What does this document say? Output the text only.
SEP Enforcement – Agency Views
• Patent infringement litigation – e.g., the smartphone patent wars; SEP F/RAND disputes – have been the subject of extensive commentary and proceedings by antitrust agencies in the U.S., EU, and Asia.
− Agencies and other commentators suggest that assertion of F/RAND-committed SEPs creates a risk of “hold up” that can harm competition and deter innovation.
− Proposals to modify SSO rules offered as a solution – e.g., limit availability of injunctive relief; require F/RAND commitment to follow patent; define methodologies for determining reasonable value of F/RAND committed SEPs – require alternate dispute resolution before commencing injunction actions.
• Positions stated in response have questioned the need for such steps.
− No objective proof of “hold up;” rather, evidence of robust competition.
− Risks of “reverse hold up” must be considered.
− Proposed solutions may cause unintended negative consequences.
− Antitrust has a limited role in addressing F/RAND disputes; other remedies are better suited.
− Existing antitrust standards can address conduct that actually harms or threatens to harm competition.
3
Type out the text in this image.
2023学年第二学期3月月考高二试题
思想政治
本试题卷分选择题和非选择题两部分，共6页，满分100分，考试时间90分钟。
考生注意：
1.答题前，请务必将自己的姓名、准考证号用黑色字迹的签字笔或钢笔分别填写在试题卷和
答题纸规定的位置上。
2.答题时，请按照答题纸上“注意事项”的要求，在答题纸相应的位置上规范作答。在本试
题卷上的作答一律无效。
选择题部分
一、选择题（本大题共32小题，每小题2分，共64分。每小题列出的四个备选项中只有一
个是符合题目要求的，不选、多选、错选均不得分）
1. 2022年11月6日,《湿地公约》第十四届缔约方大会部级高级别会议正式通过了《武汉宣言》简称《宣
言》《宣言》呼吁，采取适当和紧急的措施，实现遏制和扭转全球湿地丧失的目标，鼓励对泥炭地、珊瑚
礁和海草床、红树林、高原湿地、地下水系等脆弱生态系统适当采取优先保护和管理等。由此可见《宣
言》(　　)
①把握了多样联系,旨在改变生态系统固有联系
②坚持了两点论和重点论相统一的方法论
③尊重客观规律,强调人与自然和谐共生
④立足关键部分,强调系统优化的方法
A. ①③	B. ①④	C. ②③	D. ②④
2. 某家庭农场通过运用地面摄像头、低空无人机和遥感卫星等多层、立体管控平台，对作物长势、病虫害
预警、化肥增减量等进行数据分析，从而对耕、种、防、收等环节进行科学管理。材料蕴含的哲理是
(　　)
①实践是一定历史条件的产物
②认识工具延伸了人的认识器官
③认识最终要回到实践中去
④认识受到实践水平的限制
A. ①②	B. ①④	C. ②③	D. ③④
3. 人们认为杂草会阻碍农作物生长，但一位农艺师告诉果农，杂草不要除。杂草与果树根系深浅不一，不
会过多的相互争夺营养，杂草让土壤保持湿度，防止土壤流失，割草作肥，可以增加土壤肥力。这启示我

# # # # #

Exercise aim
Each line of the material above needs to be quoted exactly, please.

Solved problem
What does this document say? Output the text only.
SEP Enforcement – Agency Views
• Patent infringement litigation – e.g., the smartphone patent wars; SEP F/RAND disputes – have been the subject of extensive commentary and proceedings by antitrust agencies in the U.S., EU, and Asia.
− Agencies and other commentators suggest that assertion of F/RAND-committed SEPs creates a risk of “hold up” that can harm competition and deter innovation.
− Proposals to modify SSO rules offered as a solution – e.g., limit availability of injunctive relief; require F/RAND commitment to follow patent; define methodologies for determining reasonable value of F/RAND committed SEPs – require alternate dispute resolution before commencing injunction actions.
• Positions stated in response have questioned the need for such steps.
− No objective proof of “hold up;” rather, evidence of robust competition.
− Risks of “reverse hold up” must be considered.
− Proposed solutions may cause unintended negative consequences.
− Antitrust has a limited role in addressing F/RAND disputes; other remedies are better suited.
− Existing antitrust standards can address conduct that actually harms or threatens to harm competition.
3
Type out the text in this image.
2023学年第二学期3月月考高二试题
思想政治
本试题卷分选择题和非选择题两部分，共6页，满分100分，考试时间90分钟。
考生注意：
1.答题前，请务必将自己的姓名、准考证号用黑色字迹的签字笔或钢笔分别填写在试题卷和
答题纸规定的位置上。
2.答题时，请按照答题纸上“注意事项”的要求，在答题纸相应的位置上规范作答。在本试
题卷上的作答一律无效。
选择题部分
一、选择题（本大题共32小题，每小题2分，共64分。每小题列出的四个备选项中只有一
个是符合题目要求的，不选、多选、错选均不得分）
1. 2022年11月6日,《湿地公约》第十四届缔约方大会部级高级别会议正式通过了《武汉宣言》简称《宣
言》《宣言》呼吁，采取适当和紧急的措施，实现遏制和扭转全球湿地丧失的目标，鼓励对泥炭地、珊瑚
礁和海草床、红树林、高原湿地、地下水系等脆弱生态系统适当采取优先保护和管理等。由此可见《宣
言》(　　)
①把握了多样联系,旨在改变生态系统固有联系
②坚持了两点论和重点论相统一的方法论
③尊重客观规律,强调人与自然和谐共生
④立足关键部分,强调系统优化的方法
A. ①③	B. ①④	C. ②③	D. ②④
2. 某家庭农场通过运用地面摄像头、低空无人机和遥感卫星等多层、立体管控平台，对作物长势、病虫害
预警、化肥增减量等进行数据分析，从而对耕、种、防、收等环节进行科学管理。材料蕴含的哲理是
(　　)
①实践是一定历史条件的产物
②认识工具延伸了人的认识器官
③认识最终要回到实践中去
④认识受到实践水平的限制
A. ①②	B. ①④	C. ②③	D. ③④
3. 人们认为杂草会阻碍农作物生长，但一位农艺师告诉果农，杂草不要除。杂草与果树根系深浅不一，不
会过多的相互争夺营养，杂草让土壤保持湿度，防止土壤流失，割草作肥，可以增加土壤肥力。这启示我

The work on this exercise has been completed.